# SHORT TASK
Write out the data below in full. Keep it exact.

# RECORDS FOR PROCESSING
☆ ☆ ☆ ☆ ☆ ☆ ☆

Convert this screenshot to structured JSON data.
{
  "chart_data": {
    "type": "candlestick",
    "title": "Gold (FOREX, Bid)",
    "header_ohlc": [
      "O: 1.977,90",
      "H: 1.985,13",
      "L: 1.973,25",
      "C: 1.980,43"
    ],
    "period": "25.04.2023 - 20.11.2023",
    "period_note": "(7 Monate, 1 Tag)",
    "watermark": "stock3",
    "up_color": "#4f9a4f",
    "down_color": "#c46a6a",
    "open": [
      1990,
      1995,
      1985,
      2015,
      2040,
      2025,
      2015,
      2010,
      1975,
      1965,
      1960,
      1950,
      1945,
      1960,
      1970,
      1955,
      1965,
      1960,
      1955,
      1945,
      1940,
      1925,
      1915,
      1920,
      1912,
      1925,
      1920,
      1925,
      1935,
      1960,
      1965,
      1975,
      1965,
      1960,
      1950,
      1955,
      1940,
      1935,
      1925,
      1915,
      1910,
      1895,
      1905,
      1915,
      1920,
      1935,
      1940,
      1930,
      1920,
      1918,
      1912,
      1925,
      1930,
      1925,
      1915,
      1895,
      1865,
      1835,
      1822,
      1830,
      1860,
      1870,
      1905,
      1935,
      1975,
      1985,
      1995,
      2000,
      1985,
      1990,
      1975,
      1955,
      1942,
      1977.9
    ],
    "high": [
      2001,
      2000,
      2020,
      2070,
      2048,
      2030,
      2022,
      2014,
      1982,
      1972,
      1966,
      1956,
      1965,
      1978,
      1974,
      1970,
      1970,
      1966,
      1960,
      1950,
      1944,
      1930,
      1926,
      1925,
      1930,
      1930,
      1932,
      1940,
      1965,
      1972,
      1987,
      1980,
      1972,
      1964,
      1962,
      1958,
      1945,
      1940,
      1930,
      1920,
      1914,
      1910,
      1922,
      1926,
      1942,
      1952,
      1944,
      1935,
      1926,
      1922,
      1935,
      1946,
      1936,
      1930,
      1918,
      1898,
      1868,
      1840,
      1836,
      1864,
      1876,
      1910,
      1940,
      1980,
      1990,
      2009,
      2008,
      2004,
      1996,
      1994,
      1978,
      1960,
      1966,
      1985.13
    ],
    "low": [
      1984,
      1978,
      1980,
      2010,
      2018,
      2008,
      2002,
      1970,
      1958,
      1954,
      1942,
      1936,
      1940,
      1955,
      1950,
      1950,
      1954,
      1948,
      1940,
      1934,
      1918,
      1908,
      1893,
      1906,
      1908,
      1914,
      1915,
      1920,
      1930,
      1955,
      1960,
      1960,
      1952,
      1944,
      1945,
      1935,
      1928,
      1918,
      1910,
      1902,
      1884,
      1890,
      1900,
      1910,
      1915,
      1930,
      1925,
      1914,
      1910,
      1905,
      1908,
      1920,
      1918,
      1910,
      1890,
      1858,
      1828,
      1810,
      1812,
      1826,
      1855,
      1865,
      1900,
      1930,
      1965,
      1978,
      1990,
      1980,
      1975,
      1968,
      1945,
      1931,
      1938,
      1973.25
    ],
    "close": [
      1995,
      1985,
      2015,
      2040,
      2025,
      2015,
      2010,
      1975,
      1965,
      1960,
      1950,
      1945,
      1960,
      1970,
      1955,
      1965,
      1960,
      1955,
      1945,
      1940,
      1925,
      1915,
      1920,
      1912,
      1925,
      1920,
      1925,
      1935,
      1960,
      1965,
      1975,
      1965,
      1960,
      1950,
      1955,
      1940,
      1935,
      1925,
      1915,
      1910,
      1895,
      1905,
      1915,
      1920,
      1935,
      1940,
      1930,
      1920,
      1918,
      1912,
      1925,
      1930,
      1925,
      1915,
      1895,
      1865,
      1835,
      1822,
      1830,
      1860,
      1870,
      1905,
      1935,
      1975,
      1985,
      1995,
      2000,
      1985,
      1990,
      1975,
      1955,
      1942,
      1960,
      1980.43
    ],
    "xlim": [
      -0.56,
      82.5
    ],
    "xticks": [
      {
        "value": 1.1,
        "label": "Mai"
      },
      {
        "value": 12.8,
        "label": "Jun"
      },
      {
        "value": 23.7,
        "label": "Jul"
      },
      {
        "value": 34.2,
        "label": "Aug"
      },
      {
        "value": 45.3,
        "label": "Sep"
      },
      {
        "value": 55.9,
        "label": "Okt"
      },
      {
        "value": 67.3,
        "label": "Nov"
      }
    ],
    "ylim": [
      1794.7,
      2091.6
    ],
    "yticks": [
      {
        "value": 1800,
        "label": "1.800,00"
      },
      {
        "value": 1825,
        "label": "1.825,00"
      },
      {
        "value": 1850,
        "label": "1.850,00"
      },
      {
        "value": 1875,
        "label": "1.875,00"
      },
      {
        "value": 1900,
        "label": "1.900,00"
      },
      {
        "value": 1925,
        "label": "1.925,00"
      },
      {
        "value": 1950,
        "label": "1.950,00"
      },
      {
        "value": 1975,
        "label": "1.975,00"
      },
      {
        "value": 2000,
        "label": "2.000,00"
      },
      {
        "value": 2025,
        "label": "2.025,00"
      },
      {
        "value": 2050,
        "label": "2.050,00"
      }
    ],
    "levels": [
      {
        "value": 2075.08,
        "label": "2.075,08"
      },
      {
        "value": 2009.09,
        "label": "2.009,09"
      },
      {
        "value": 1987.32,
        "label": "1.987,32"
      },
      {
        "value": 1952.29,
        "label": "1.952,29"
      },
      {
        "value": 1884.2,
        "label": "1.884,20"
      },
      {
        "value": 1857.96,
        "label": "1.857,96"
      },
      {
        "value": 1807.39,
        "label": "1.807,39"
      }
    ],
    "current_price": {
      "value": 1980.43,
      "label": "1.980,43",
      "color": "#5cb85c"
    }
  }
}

☆ ☆ ☆ ☆ ☆ ☆ ☆

# THE COMPLETED TASK
Convert this screenshot to structured JSON data.
{
  "chart_data": {
    "type": "candlestick",
    "title": "Gold (FOREX, Bid)",
    "header_ohlc": [
      "O: 1.977,90",
      "H: 1.985,13",
      "L: 1.973,25",
      "C: 1.980,43"
    ],
    "period": "25.04.2023 - 20.11.2023",
    "period_note": "(7 Monate, 1 Tag)",
    "watermark": "stock3",
    "up_color": "#4f9a4f",
    "down_color": "#c46a6a",
    "open": [
      1990,
      1995,
      1985,
      2015,
      2040,
      2025,
      2015,
      2010,
      1975,
      1965,
      1960,
      1950,
      1945,
      1960,
      1970,
      1955,
      1965,
      1960,
      1955,
      1945,
      1940,
      1925,
      1915,
      1920,
      1912,
      1925,
      1920,
      1925,
      1935,
      1960,
      1965,
      1975,
      1965,
      1960,
      1950,
      1955,
      1940,
      1935,
      1925,
      1915,
      1910,
      1895,
      1905,
      1915,
      1920,
      1935,
      1940,
      1930,
      1920,
      1918,
      1912,
      1925,
      1930,
      1925,
      1915,
      1895,
      1865,
      1835,
      1822,
      1830,
      1860,
      1870,
      1905,
      1935,
      1975,
      1985,
      1995,
      2000,
      1985,
      1990,
      1975,
      1955,
      1942,
      1977.9
    ],
    "high": [
      2001,
      2000,
      2020,
      2070,
      2048,
      2030,
      2022,
      2014,
      1982,
      1972,
      1966,
      1956,
      1965,
      1978,
      1974,
      1970,
      1970,
      1966,
      1960,
      1950,
      1944,
      1930,
      1926,
      1925,
      1930,
      1930,
      1932,
      1940,
      1965,
      1972,
      1987,
      1980,
      1972,
      1964,
      1962,
      1958,
      1945,
      1940,
      1930,
      1920,
      1914,
      1910,
      1922,
      1926,
      1942,
      1952,
      1944,
      1935,
      1926,
      1922,
      1935,
      1946,
      1936,
      1930,
      1918,
      1898,
      1868,
      1840,
      1836,
      1864,
      1876,
      1910,
      1940,
      1980,
      1990,
      2009,
      2008,
      2004,
      1996,
      1994,
      1978,
      1960,
      1966,
      1985.13
    ],
    "low": [
      1984,
      1978,
      1980,
      2010,
      2018,
      2008,
      2002,
      1970,
      1958,
      1954,
      1942,
      1936,
      1940,
      1955,
      1950,
      1950,
      1954,
      1948,
      1940,
      1934,
      1918,
      1908,
      1893,
      1906,
      1908,
      1914,
      1915,
      1920,
      1930,
      1955,
      1960,
      1960,
      1952,
      1944,
      1945,
      1935,
      1928,
      1918,
      1910,
      1902,
      1884,
      1890,
      1900,
      1910,
      1915,
      1930,
      1925,
      1914,
      1910,
      1905,
      1908,
      1920,
      1918,
      1910,
      1890,
      1858,
      1828,
      1810,
      1812,
      1826,
      1855,
      1865,
      1900,
      1930,
      1965,
      1978,
      1990,
      1980,
      1975,
      1968,
      1945,
      1931,
      1938,
      1973.25
    ],
    "close": [
      1995,
      1985,
      2015,
      2040,
      2025,
      2015,
      2010,
      1975,
      1965,
      1960,
      1950,
      1945,
      1960,
      1970,
      1955,
      1965,
      1960,
      1955,
      1945,
      1940,
      1925,
      1915,
      1920,
      1912,
      1925,
      1920,
      1925,
      1935,
      1960,
      1965,
      1975,
      1965,
      1960,
      1950,
      1955,
      1940,
      1935,
      1925,
      1915,
      1910,
      1895,
      1905,
      1915,
      1920,
      1935,
      1940,
      1930,
      1920,
      1918,
      1912,
      1925,
      1930,
      1925,
      1915,
      1895,
      1865,
      1835,
      1822,
      1830,
      1860,
      1870,
      1905,
      1935,
      1975,
      1985,
      1995,
      2000,
      1985,
      1990,
      1975,
      1955,
      1942,
      1960,
      1980.43
    ],
    "xlim": [
      -0.56,
      82.5
    ],
    "xticks": [
      {
        "value": 1.1,
        "label": "Mai"
      },
      {
        "value": 12.8,
        "label": "Jun"
      },
      {
        "value": 23.7,
        "label": "Jul"
      },
      {
        "value": 34.2,
        "label": "Aug"
      },
      {
        "value": 45.3,
        "label": "Sep"
      },
      {
        "value": 55.9,
        "label": "Okt"
      },
      {
        "value": 67.3,
        "label": "Nov"
      }
    ],
    "ylim": [
      1794.7,
      2091.6
    ],
    "yticks": [
      {
        "value": 1800,
        "label": "1.800,00"
      },
      {
        "value": 1825,
        "label": "1.825,00"
      },
      {
        "value": 1850,
        "label": "1.850,00"
      },
      {
        "value": 1875,
        "label": "1.875,00"
      },
      {
        "value": 1900,
        "label": "1.900,00"
      },
      {
        "value": 1925,
        "label": "1.925,00"
      },
      {
        "value": 1950,
        "label": "1.950,00"
      },
      {
        "value": 1975,
        "label": "1.975,00"
      },
      {
        "value": 2000,
        "label": "2.000,00"
      },
      {
        "value": 2025,
        "label": "2.025,00"
      },
      {
        "value": 2050,
        "label": "2.050,00"
      }
    ],
    "levels": [
      {
        "value": 2075.08,
        "label": "2.075,08"
      },
      {
        "value": 2009.09,
        "label": "2.009,09"
      },
      {
        "value": 1987.32,
        "label": "1.987,32"
      },
      {
        "value": 1952.29,
        "label": "1.952,29"
      },
      {
        "value": 1884.2,
        "label": "1.884,20"
      },
      {
        "value": 1857.96,
        "label": "1.857,96"
      },
      {
        "value": 1807.39,
        "label": "1.807,39"
      }
    ],
    "current_price": {
      "value": 1980.43,
      "label": "1.980,43",
      "color": "#5cb85c"
    }
  }
}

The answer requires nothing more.